__Short problem__:
Repeat the lines below exactly as they appear, but leave out the images.

─── Source records

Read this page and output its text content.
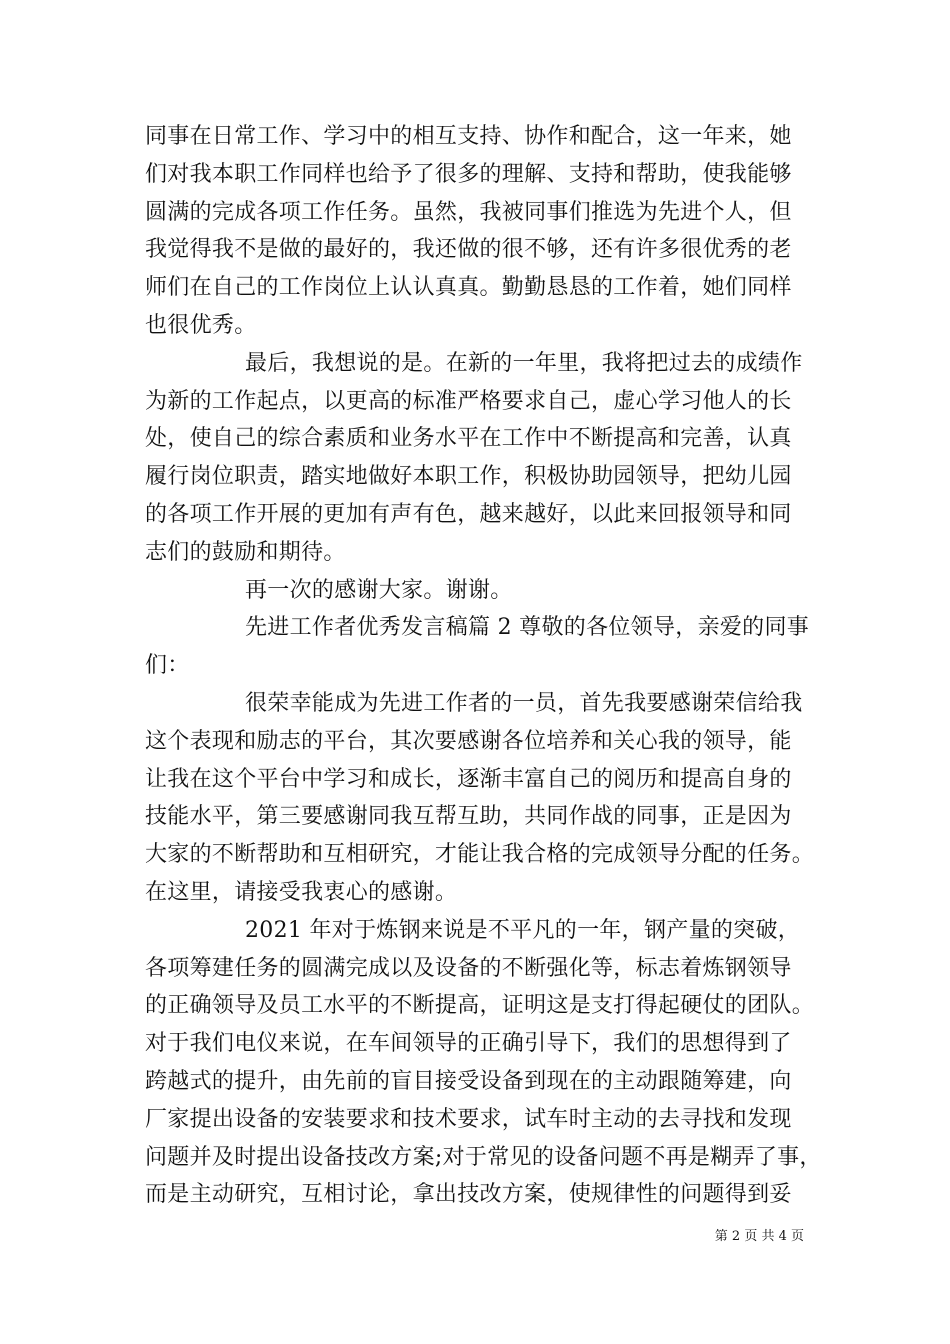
同事在日常工作、学习中的相互支持、协作和配合，这一年来，她
们对我本职工作同样也给予了很多的理解、支持和帮助，使我能够
圆满的完成各项工作任务。虽然，我被同事们推选为先进个人，但
我觉得我不是做的最好的，我还做的很不够，还有许多很优秀的老
师们在自己的工作岗位上认认真真。勤勤恳恳的工作着，她们同样
也很优秀。
最后，我想说的是。在新的一年里，我将把过去的成绩作
为新的工作起点，以更高的标准严格要求自己，虚心学习他人的长
处，使自己的综合素质和业务水平在工作中不断提高和完善，认真
履行岗位职责，踏实地做好本职工作，积极协助园领导，把幼儿园
的各项工作开展的更加有声有色，越来越好，以此来回报领导和同
志们的鼓励和期待。
再一次的感谢大家。谢谢。
先进工作者优秀发言稿篇 2 尊敬的各位领导，亲爱的同事
们：
很荣幸能成为先进工作者的一员，首先我要感谢荣信给我
这个表现和励志的平台，其次要感谢各位培养和关心我的领导，能
让我在这个平台中学习和成长，逐渐丰富自己的阅历和提高自身的
技能水平，第三要感谢同我互帮互助，共同作战的同事，正是因为
大家的不断帮助和互相研究，才能让我合格的完成领导分配的任务。
在这里，请接受我衷心的感谢。
2021 年对于炼钢来说是不平凡的一年，钢产量的突破，
各项筹建任务的圆满完成以及设备的不断强化等，标志着炼钢领导
的正确领导及员工水平的不断提高，证明这是支打得起硬仗的团队。
对于我们电仪来说，在车间领导的正确引导下，我们的思想得到了
跨越式的提升，由先前的盲目接受设备到现在的主动跟随筹建，向
厂家提出设备的安装要求和技术要求，试车时主动的去寻找和发现
问题并及时提出设备技改方案;对于常见的设备问题不再是糊弄了事，
而是主动研究，互相讨论，拿出技改方案，使规律性的问题得到妥
第 2 页 共 4 页
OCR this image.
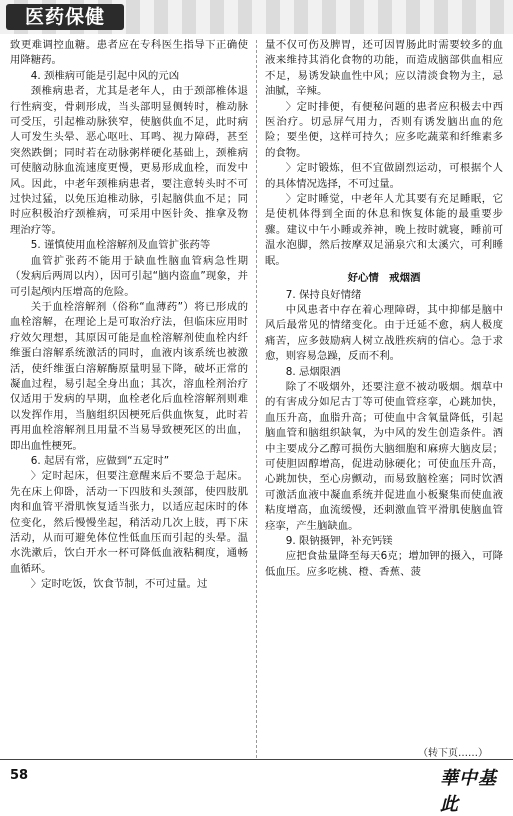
医药保健

致更难调控血糖。患者应在专科医生指导下正确使用降糖药。

4. 颈椎病可能是引起中风的元凶

颈椎病患者，尤其是老年人，由于颈部椎体退行性病变，骨刺形成，当头部明显侧转时，椎动脉可受压，引起椎动脉狭窄，使脑供血不足，此时病人可发生头晕、恶心呕吐、耳鸣、视力障碍，甚至突然跌倒；同时若在动脉粥样硬化基础上，颈椎病可使脑动脉血流速度更慢，更易形成血栓，而发中风。因此，中老年颈椎病患者，要注意转头时不可过快过猛，以免压迫椎动脉，引起脑供血不足；同时应积极治疗颈椎病，可采用中医针灸、推拿及物理治疗等。

5. 谨慎使用血栓溶解剂及血管扩张药等

血管扩张药不能用于缺血性脑血管病急性期（发病后两周以内），因可引起“脑内盗血”现象，并可引起颅内压增高的危险。

关于血栓溶解剂（俗称“血薄药”）将已形成的血栓溶解，在理论上是可取治疗法，但临床应用时疗效欠理想，其原因可能是血栓溶解剂使血栓内纤维蛋白溶解系统激活的同时，血液内该系统也被激活，使纤维蛋白溶解酶原量明显下降，破坏正常的凝血过程，易引起全身出血；其次，溶血栓剂治疗仅适用于发病的早期，血栓老化后血栓溶解剂则难以发挥作用，当脑组织因梗死后供血恢复，此时若再用血栓溶解剂且用量不当易导致梗死区的出血，即出血性梗死。

6. 起居有常，应做到“五定时”

〉定时起床，但要注意醒来后不要急于起床。先在床上仰卧，活动一下四肢和头颈部，使四肢肌肉和血管平滑肌恢复适当张力，以适应起床时的体位变化，然后慢慢坐起，稍活动几次上肢，再下床活动，从而可避免体位性低血压而引起的头晕。温水洗漱后，饮白开水一杯可降低血液粘稠度，通畅血循环。

〉定时吃饭，饮食节制，不可过量。过

量不仅可伤及脾胃，还可因胃肠此时需要较多的血液来维持其消化食物的功能，而造成脑部供血相应不足，易诱发缺血性中风；应以清淡食物为主，忌油腻，辛辣。

〉定时排便，有便秘问题的患者应积极去中西医治疗。切忌屏气用力，否则有诱发脑出血的危险；要坐便，这样可持久；应多吃蔬菜和纤维素多的食物。

〉定时锻炼，但不宜做剧烈运动，可根据个人的具体情况选择，不可过量。

〉定时睡觉，中老年人尤其要有充足睡眠，它是使机体得到全面的休息和恢复体能的最重要步骤。建议中午小睡或养神，晚上按时就寝，睡前可温水泡脚，然后按摩双足涌泉穴和太溪穴，可利睡眠。

好心情　戒烟酒

7. 保持良好情绪

中风患者中存在着心理障碍，其中抑郁是脑中风后最常见的情绪变化。由于迁延不愈，病人极度痛苦，应多鼓励病人树立战胜疾病的信心。急于求愈，则容易急躁，反而不利。

8. 忌烟限酒

除了不吸烟外，还要注意不被动吸烟。烟草中的有害成分如尼古丁等可使血管痉挛，心跳加快，血压升高，血脂升高；可使血中含氧量降低，引起脑血管和脑组织缺氧，为中风的发生创造条件。酒中主要成分乙醇可损伤大脑细胞和麻痹大脑皮层；可使胆固醇增高，促进动脉硬化；可使血压升高，心跳加快，至心房颤动，而易致脑栓塞；同时饮酒可激活血液中凝血系统并促进血小板聚集而使血液粘度增高，血流缓慢，还刺激血管平滑肌使脑血管痉挛，产生脑缺血。

9. 限钠摄钾，补充钙镁

应把食盐量降至每天6克；增加钾的摄入，可降低血压。应多吃桃、橙、香蕉、菠

（转下页……）
58	華中基此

──────

__Response to the exercise__:
Read this page and output its text content.
同事在日常工作、学习中的相互支持、协作和配合，这一年来，她
们对我本职工作同样也给予了很多的理解、支持和帮助，使我能够
圆满的完成各项工作任务。虽然，我被同事们推选为先进个人，但
我觉得我不是做的最好的，我还做的很不够，还有许多很优秀的老
师们在自己的工作岗位上认认真真。勤勤恳恳的工作着，她们同样
也很优秀。
最后，我想说的是。在新的一年里，我将把过去的成绩作
为新的工作起点，以更高的标准严格要求自己，虚心学习他人的长
处，使自己的综合素质和业务水平在工作中不断提高和完善，认真
履行岗位职责，踏实地做好本职工作，积极协助园领导，把幼儿园
的各项工作开展的更加有声有色，越来越好，以此来回报领导和同
志们的鼓励和期待。
再一次的感谢大家。谢谢。
先进工作者优秀发言稿篇 2 尊敬的各位领导，亲爱的同事
们：
很荣幸能成为先进工作者的一员，首先我要感谢荣信给我
这个表现和励志的平台，其次要感谢各位培养和关心我的领导，能
让我在这个平台中学习和成长，逐渐丰富自己的阅历和提高自身的
技能水平，第三要感谢同我互帮互助，共同作战的同事，正是因为
大家的不断帮助和互相研究，才能让我合格的完成领导分配的任务。
在这里，请接受我衷心的感谢。
2021 年对于炼钢来说是不平凡的一年，钢产量的突破，
各项筹建任务的圆满完成以及设备的不断强化等，标志着炼钢领导
的正确领导及员工水平的不断提高，证明这是支打得起硬仗的团队。
对于我们电仪来说，在车间领导的正确引导下，我们的思想得到了
跨越式的提升，由先前的盲目接受设备到现在的主动跟随筹建，向
厂家提出设备的安装要求和技术要求，试车时主动的去寻找和发现
问题并及时提出设备技改方案;对于常见的设备问题不再是糊弄了事，
而是主动研究，互相讨论，拿出技改方案，使规律性的问题得到妥
第 2 页 共 4 页
OCR this image.
医药保健

致更难调控血糖。患者应在专科医生指导下正确使用降糖药。

4. 颈椎病可能是引起中风的元凶

颈椎病患者，尤其是老年人，由于颈部椎体退行性病变，骨刺形成，当头部明显侧转时，椎动脉可受压，引起椎动脉狭窄，使脑供血不足，此时病人可发生头晕、恶心呕吐、耳鸣、视力障碍，甚至突然跌倒；同时若在动脉粥样硬化基础上，颈椎病可使脑动脉血流速度更慢，更易形成血栓，而发中风。因此，中老年颈椎病患者，要注意转头时不可过快过猛，以免压迫椎动脉，引起脑供血不足；同时应积极治疗颈椎病，可采用中医针灸、推拿及物理治疗等。

5. 谨慎使用血栓溶解剂及血管扩张药等

血管扩张药不能用于缺血性脑血管病急性期（发病后两周以内），因可引起“脑内盗血”现象，并可引起颅内压增高的危险。

关于血栓溶解剂（俗称“血薄药”）将已形成的血栓溶解，在理论上是可取治疗法，但临床应用时疗效欠理想，其原因可能是血栓溶解剂使血栓内纤维蛋白溶解系统激活的同时，血液内该系统也被激活，使纤维蛋白溶解酶原量明显下降，破坏正常的凝血过程，易引起全身出血；其次，溶血栓剂治疗仅适用于发病的早期，血栓老化后血栓溶解剂则难以发挥作用，当脑组织因梗死后供血恢复，此时若再用血栓溶解剂且用量不当易导致梗死区的出血，即出血性梗死。

6. 起居有常，应做到“五定时”

〉定时起床，但要注意醒来后不要急于起床。先在床上仰卧，活动一下四肢和头颈部，使四肢肌肉和血管平滑肌恢复适当张力，以适应起床时的体位变化，然后慢慢坐起，稍活动几次上肢，再下床活动，从而可避免体位性低血压而引起的头晕。温水洗漱后，饮白开水一杯可降低血液粘稠度，通畅血循环。

〉定时吃饭，饮食节制，不可过量。过

量不仅可伤及脾胃，还可因胃肠此时需要较多的血液来维持其消化食物的功能，而造成脑部供血相应不足，易诱发缺血性中风；应以清淡食物为主，忌油腻，辛辣。

〉定时排便，有便秘问题的患者应积极去中西医治疗。切忌屏气用力，否则有诱发脑出血的危险；要坐便，这样可持久；应多吃蔬菜和纤维素多的食物。

〉定时锻炼，但不宜做剧烈运动，可根据个人的具体情况选择，不可过量。

〉定时睡觉，中老年人尤其要有充足睡眠，它是使机体得到全面的休息和恢复体能的最重要步骤。建议中午小睡或养神，晚上按时就寝，睡前可温水泡脚，然后按摩双足涌泉穴和太溪穴，可利睡眠。

好心情　戒烟酒

7. 保持良好情绪

中风患者中存在着心理障碍，其中抑郁是脑中风后最常见的情绪变化。由于迁延不愈，病人极度痛苦，应多鼓励病人树立战胜疾病的信心。急于求愈，则容易急躁，反而不利。

8. 忌烟限酒

除了不吸烟外，还要注意不被动吸烟。烟草中的有害成分如尼古丁等可使血管痉挛，心跳加快，血压升高，血脂升高；可使血中含氧量降低，引起脑血管和脑组织缺氧，为中风的发生创造条件。酒中主要成分乙醇可损伤大脑细胞和麻痹大脑皮层；可使胆固醇增高，促进动脉硬化；可使血压升高，心跳加快，至心房颤动，而易致脑栓塞；同时饮酒可激活血液中凝血系统并促进血小板聚集而使血液粘度增高，血流缓慢，还刺激血管平滑肌使脑血管痉挛，产生脑缺血。

9. 限钠摄钾，补充钙镁

应把食盐量降至每天6克；增加钾的摄入，可降低血压。应多吃桃、橙、香蕉、菠

（转下页……）
58	華中基此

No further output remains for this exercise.